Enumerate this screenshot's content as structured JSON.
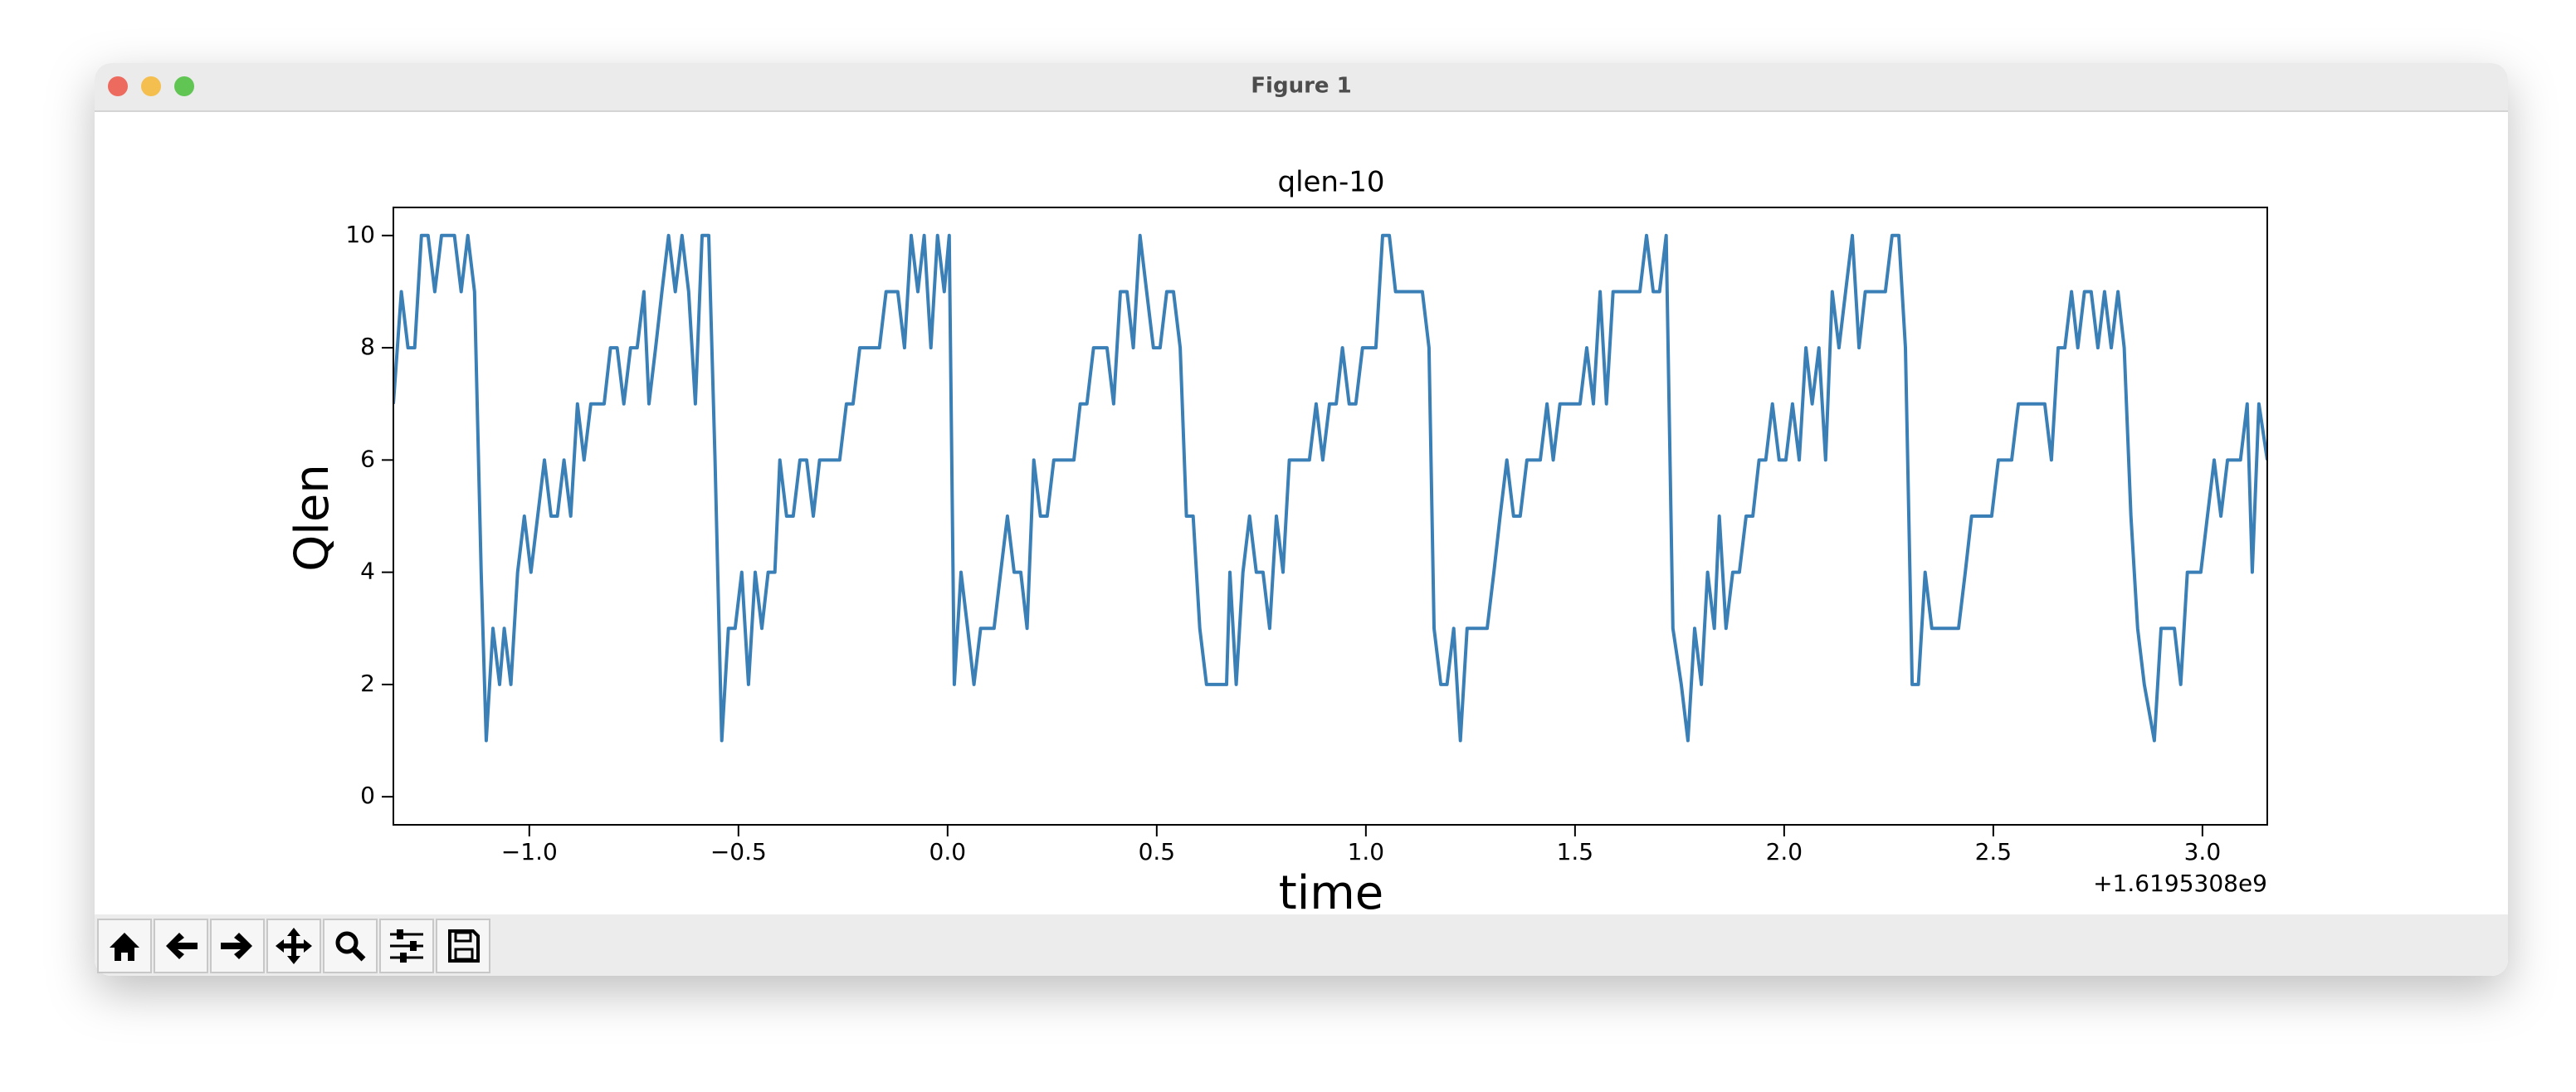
{
  "window": {
    "title": "Figure 1"
  },
  "chart_data": {
    "type": "line",
    "title": "qlen-10",
    "x_label": "time",
    "y_label": "Qlen",
    "x_offset_label": "+1.6195308e9",
    "color": "#3a7fb6",
    "xlim": [
      -1.325,
      3.155
    ],
    "ylim": [
      -0.5,
      10.5
    ],
    "xticks": [
      {
        "value": -1,
        "label": "−1.0"
      },
      {
        "value": -0.5,
        "label": "−0.5"
      },
      {
        "value": 0,
        "label": "0.0"
      },
      0.5,
      {
        "value": 1,
        "label": "1.0"
      },
      1.5,
      {
        "value": 2,
        "label": "2.0"
      },
      2.5,
      {
        "value": 3,
        "label": "3.0"
      }
    ],
    "yticks": [
      0,
      2,
      4,
      6,
      8,
      10
    ],
    "x": [
      -1.325,
      -1.306,
      -1.29,
      -1.274,
      -1.258,
      -1.242,
      -1.226,
      -1.21,
      -1.194,
      -1.179,
      -1.163,
      -1.147,
      -1.131,
      -1.115,
      -1.103,
      -1.087,
      -1.071,
      -1.06,
      -1.044,
      -1.028,
      -1.012,
      -0.996,
      -0.98,
      -0.964,
      -0.948,
      -0.933,
      -0.917,
      -0.901,
      -0.885,
      -0.869,
      -0.853,
      -0.837,
      -0.821,
      -0.806,
      -0.79,
      -0.774,
      -0.758,
      -0.742,
      -0.726,
      -0.714,
      -0.698,
      -0.683,
      -0.667,
      -0.651,
      -0.635,
      -0.619,
      -0.603,
      -0.587,
      -0.571,
      -0.556,
      -0.54,
      -0.524,
      -0.508,
      -0.492,
      -0.476,
      -0.46,
      -0.444,
      -0.429,
      -0.413,
      -0.401,
      -0.385,
      -0.369,
      -0.353,
      -0.337,
      -0.321,
      -0.306,
      -0.29,
      -0.274,
      -0.258,
      -0.242,
      -0.226,
      -0.21,
      -0.194,
      -0.179,
      -0.163,
      -0.147,
      -0.131,
      -0.119,
      -0.103,
      -0.087,
      -0.071,
      -0.056,
      -0.04,
      -0.024,
      -0.008,
      0.004,
      0.016,
      0.032,
      0.048,
      0.063,
      0.079,
      0.095,
      0.111,
      0.127,
      0.143,
      0.159,
      0.175,
      0.19,
      0.206,
      0.222,
      0.238,
      0.254,
      0.27,
      0.286,
      0.302,
      0.317,
      0.333,
      0.349,
      0.365,
      0.381,
      0.397,
      0.413,
      0.429,
      0.444,
      0.46,
      0.476,
      0.492,
      0.508,
      0.524,
      0.54,
      0.556,
      0.571,
      0.587,
      0.603,
      0.619,
      0.635,
      0.651,
      0.667,
      0.675,
      0.69,
      0.706,
      0.722,
      0.738,
      0.754,
      0.77,
      0.786,
      0.802,
      0.817,
      0.833,
      0.849,
      0.865,
      0.881,
      0.897,
      0.913,
      0.929,
      0.944,
      0.96,
      0.976,
      0.992,
      1.008,
      1.024,
      1.04,
      1.056,
      1.071,
      1.087,
      1.103,
      1.119,
      1.135,
      1.151,
      1.163,
      1.179,
      1.194,
      1.21,
      1.226,
      1.242,
      1.258,
      1.274,
      1.29,
      1.306,
      1.321,
      1.337,
      1.353,
      1.369,
      1.385,
      1.401,
      1.417,
      1.433,
      1.448,
      1.464,
      1.48,
      1.496,
      1.512,
      1.528,
      1.544,
      1.56,
      1.575,
      1.591,
      1.607,
      1.623,
      1.639,
      1.655,
      1.671,
      1.687,
      1.702,
      1.718,
      1.734,
      1.754,
      1.77,
      1.786,
      1.802,
      1.817,
      1.833,
      1.845,
      1.861,
      1.877,
      1.893,
      1.909,
      1.925,
      1.94,
      1.956,
      1.972,
      1.988,
      2.004,
      2.02,
      2.036,
      2.052,
      2.067,
      2.083,
      2.099,
      2.115,
      2.131,
      2.147,
      2.163,
      2.179,
      2.194,
      2.21,
      2.226,
      2.242,
      2.258,
      2.274,
      2.29,
      2.306,
      2.321,
      2.337,
      2.353,
      2.369,
      2.385,
      2.401,
      2.417,
      2.433,
      2.448,
      2.464,
      2.48,
      2.496,
      2.512,
      2.528,
      2.544,
      2.56,
      2.575,
      2.591,
      2.607,
      2.623,
      2.639,
      2.655,
      2.671,
      2.687,
      2.702,
      2.718,
      2.734,
      2.75,
      2.766,
      2.782,
      2.798,
      2.813,
      2.829,
      2.845,
      2.861,
      2.885,
      2.901,
      2.917,
      2.933,
      2.948,
      2.964,
      2.98,
      2.996,
      3.012,
      3.028,
      3.044,
      3.06,
      3.075,
      3.091,
      3.107,
      3.119,
      3.135,
      3.155
    ],
    "values": [
      7,
      9,
      8,
      8,
      10,
      10,
      9,
      10,
      10,
      10,
      9,
      10,
      9,
      4,
      1,
      3,
      2,
      3,
      2,
      4,
      5,
      4,
      5,
      6,
      5,
      5,
      6,
      5,
      7,
      6,
      7,
      7,
      7,
      8,
      8,
      7,
      8,
      8,
      9,
      7,
      8,
      9,
      10,
      9,
      10,
      9,
      7,
      10,
      10,
      6,
      1,
      3,
      3,
      4,
      2,
      4,
      3,
      4,
      4,
      6,
      5,
      5,
      6,
      6,
      5,
      6,
      6,
      6,
      6,
      7,
      7,
      8,
      8,
      8,
      8,
      9,
      9,
      9,
      8,
      10,
      9,
      10,
      8,
      10,
      9,
      10,
      2,
      4,
      3,
      2,
      3,
      3,
      3,
      4,
      5,
      4,
      4,
      3,
      6,
      5,
      5,
      6,
      6,
      6,
      6,
      7,
      7,
      8,
      8,
      8,
      7,
      9,
      9,
      8,
      10,
      9,
      8,
      8,
      9,
      9,
      8,
      5,
      5,
      3,
      2,
      2,
      2,
      2,
      4,
      2,
      4,
      5,
      4,
      4,
      3,
      5,
      4,
      6,
      6,
      6,
      6,
      7,
      6,
      7,
      7,
      8,
      7,
      7,
      8,
      8,
      8,
      10,
      10,
      9,
      9,
      9,
      9,
      9,
      8,
      3,
      2,
      2,
      3,
      1,
      3,
      3,
      3,
      3,
      4,
      5,
      6,
      5,
      5,
      6,
      6,
      6,
      7,
      6,
      7,
      7,
      7,
      7,
      8,
      7,
      9,
      7,
      9,
      9,
      9,
      9,
      9,
      10,
      9,
      9,
      10,
      3,
      2,
      1,
      3,
      2,
      4,
      3,
      5,
      3,
      4,
      4,
      5,
      5,
      6,
      6,
      7,
      6,
      6,
      7,
      6,
      8,
      7,
      8,
      6,
      9,
      8,
      9,
      10,
      8,
      9,
      9,
      9,
      9,
      10,
      10,
      8,
      2,
      2,
      4,
      3,
      3,
      3,
      3,
      3,
      4,
      5,
      5,
      5,
      5,
      6,
      6,
      6,
      7,
      7,
      7,
      7,
      7,
      6,
      8,
      8,
      9,
      8,
      9,
      9,
      8,
      9,
      8,
      9,
      8,
      5,
      3,
      2,
      1,
      3,
      3,
      3,
      2,
      4,
      4,
      4,
      5,
      6,
      5,
      6,
      6,
      6,
      7,
      4,
      7,
      6
    ]
  }
}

□ □ □ □

• **TASK TO CARRY OUT**: Reproduce each line word for word and drop the pictures.

• **TASK SOLUTION**:
Enumerate this screenshot's content as structured JSON.
{
  "window": {
    "title": "Figure 1"
  },
  "chart_data": {
    "type": "line",
    "title": "qlen-10",
    "x_label": "time",
    "y_label": "Qlen",
    "x_offset_label": "+1.6195308e9",
    "color": "#3a7fb6",
    "xlim": [
      -1.325,
      3.155
    ],
    "ylim": [
      -0.5,
      10.5
    ],
    "xticks": [
      {
        "value": -1,
        "label": "−1.0"
      },
      {
        "value": -0.5,
        "label": "−0.5"
      },
      {
        "value": 0,
        "label": "0.0"
      },
      0.5,
      {
        "value": 1,
        "label": "1.0"
      },
      1.5,
      {
        "value": 2,
        "label": "2.0"
      },
      2.5,
      {
        "value": 3,
        "label": "3.0"
      }
    ],
    "yticks": [
      0,
      2,
      4,
      6,
      8,
      10
    ],
    "x": [
      -1.325,
      -1.306,
      -1.29,
      -1.274,
      -1.258,
      -1.242,
      -1.226,
      -1.21,
      -1.194,
      -1.179,
      -1.163,
      -1.147,
      -1.131,
      -1.115,
      -1.103,
      -1.087,
      -1.071,
      -1.06,
      -1.044,
      -1.028,
      -1.012,
      -0.996,
      -0.98,
      -0.964,
      -0.948,
      -0.933,
      -0.917,
      -0.901,
      -0.885,
      -0.869,
      -0.853,
      -0.837,
      -0.821,
      -0.806,
      -0.79,
      -0.774,
      -0.758,
      -0.742,
      -0.726,
      -0.714,
      -0.698,
      -0.683,
      -0.667,
      -0.651,
      -0.635,
      -0.619,
      -0.603,
      -0.587,
      -0.571,
      -0.556,
      -0.54,
      -0.524,
      -0.508,
      -0.492,
      -0.476,
      -0.46,
      -0.444,
      -0.429,
      -0.413,
      -0.401,
      -0.385,
      -0.369,
      -0.353,
      -0.337,
      -0.321,
      -0.306,
      -0.29,
      -0.274,
      -0.258,
      -0.242,
      -0.226,
      -0.21,
      -0.194,
      -0.179,
      -0.163,
      -0.147,
      -0.131,
      -0.119,
      -0.103,
      -0.087,
      -0.071,
      -0.056,
      -0.04,
      -0.024,
      -0.008,
      0.004,
      0.016,
      0.032,
      0.048,
      0.063,
      0.079,
      0.095,
      0.111,
      0.127,
      0.143,
      0.159,
      0.175,
      0.19,
      0.206,
      0.222,
      0.238,
      0.254,
      0.27,
      0.286,
      0.302,
      0.317,
      0.333,
      0.349,
      0.365,
      0.381,
      0.397,
      0.413,
      0.429,
      0.444,
      0.46,
      0.476,
      0.492,
      0.508,
      0.524,
      0.54,
      0.556,
      0.571,
      0.587,
      0.603,
      0.619,
      0.635,
      0.651,
      0.667,
      0.675,
      0.69,
      0.706,
      0.722,
      0.738,
      0.754,
      0.77,
      0.786,
      0.802,
      0.817,
      0.833,
      0.849,
      0.865,
      0.881,
      0.897,
      0.913,
      0.929,
      0.944,
      0.96,
      0.976,
      0.992,
      1.008,
      1.024,
      1.04,
      1.056,
      1.071,
      1.087,
      1.103,
      1.119,
      1.135,
      1.151,
      1.163,
      1.179,
      1.194,
      1.21,
      1.226,
      1.242,
      1.258,
      1.274,
      1.29,
      1.306,
      1.321,
      1.337,
      1.353,
      1.369,
      1.385,
      1.401,
      1.417,
      1.433,
      1.448,
      1.464,
      1.48,
      1.496,
      1.512,
      1.528,
      1.544,
      1.56,
      1.575,
      1.591,
      1.607,
      1.623,
      1.639,
      1.655,
      1.671,
      1.687,
      1.702,
      1.718,
      1.734,
      1.754,
      1.77,
      1.786,
      1.802,
      1.817,
      1.833,
      1.845,
      1.861,
      1.877,
      1.893,
      1.909,
      1.925,
      1.94,
      1.956,
      1.972,
      1.988,
      2.004,
      2.02,
      2.036,
      2.052,
      2.067,
      2.083,
      2.099,
      2.115,
      2.131,
      2.147,
      2.163,
      2.179,
      2.194,
      2.21,
      2.226,
      2.242,
      2.258,
      2.274,
      2.29,
      2.306,
      2.321,
      2.337,
      2.353,
      2.369,
      2.385,
      2.401,
      2.417,
      2.433,
      2.448,
      2.464,
      2.48,
      2.496,
      2.512,
      2.528,
      2.544,
      2.56,
      2.575,
      2.591,
      2.607,
      2.623,
      2.639,
      2.655,
      2.671,
      2.687,
      2.702,
      2.718,
      2.734,
      2.75,
      2.766,
      2.782,
      2.798,
      2.813,
      2.829,
      2.845,
      2.861,
      2.885,
      2.901,
      2.917,
      2.933,
      2.948,
      2.964,
      2.98,
      2.996,
      3.012,
      3.028,
      3.044,
      3.06,
      3.075,
      3.091,
      3.107,
      3.119,
      3.135,
      3.155
    ],
    "values": [
      7,
      9,
      8,
      8,
      10,
      10,
      9,
      10,
      10,
      10,
      9,
      10,
      9,
      4,
      1,
      3,
      2,
      3,
      2,
      4,
      5,
      4,
      5,
      6,
      5,
      5,
      6,
      5,
      7,
      6,
      7,
      7,
      7,
      8,
      8,
      7,
      8,
      8,
      9,
      7,
      8,
      9,
      10,
      9,
      10,
      9,
      7,
      10,
      10,
      6,
      1,
      3,
      3,
      4,
      2,
      4,
      3,
      4,
      4,
      6,
      5,
      5,
      6,
      6,
      5,
      6,
      6,
      6,
      6,
      7,
      7,
      8,
      8,
      8,
      8,
      9,
      9,
      9,
      8,
      10,
      9,
      10,
      8,
      10,
      9,
      10,
      2,
      4,
      3,
      2,
      3,
      3,
      3,
      4,
      5,
      4,
      4,
      3,
      6,
      5,
      5,
      6,
      6,
      6,
      6,
      7,
      7,
      8,
      8,
      8,
      7,
      9,
      9,
      8,
      10,
      9,
      8,
      8,
      9,
      9,
      8,
      5,
      5,
      3,
      2,
      2,
      2,
      2,
      4,
      2,
      4,
      5,
      4,
      4,
      3,
      5,
      4,
      6,
      6,
      6,
      6,
      7,
      6,
      7,
      7,
      8,
      7,
      7,
      8,
      8,
      8,
      10,
      10,
      9,
      9,
      9,
      9,
      9,
      8,
      3,
      2,
      2,
      3,
      1,
      3,
      3,
      3,
      3,
      4,
      5,
      6,
      5,
      5,
      6,
      6,
      6,
      7,
      6,
      7,
      7,
      7,
      7,
      8,
      7,
      9,
      7,
      9,
      9,
      9,
      9,
      9,
      10,
      9,
      9,
      10,
      3,
      2,
      1,
      3,
      2,
      4,
      3,
      5,
      3,
      4,
      4,
      5,
      5,
      6,
      6,
      7,
      6,
      6,
      7,
      6,
      8,
      7,
      8,
      6,
      9,
      8,
      9,
      10,
      8,
      9,
      9,
      9,
      9,
      10,
      10,
      8,
      2,
      2,
      4,
      3,
      3,
      3,
      3,
      3,
      4,
      5,
      5,
      5,
      5,
      6,
      6,
      6,
      7,
      7,
      7,
      7,
      7,
      6,
      8,
      8,
      9,
      8,
      9,
      9,
      8,
      9,
      8,
      9,
      8,
      5,
      3,
      2,
      1,
      3,
      3,
      3,
      2,
      4,
      4,
      4,
      5,
      6,
      5,
      6,
      6,
      6,
      7,
      4,
      7,
      6
    ]
  }
}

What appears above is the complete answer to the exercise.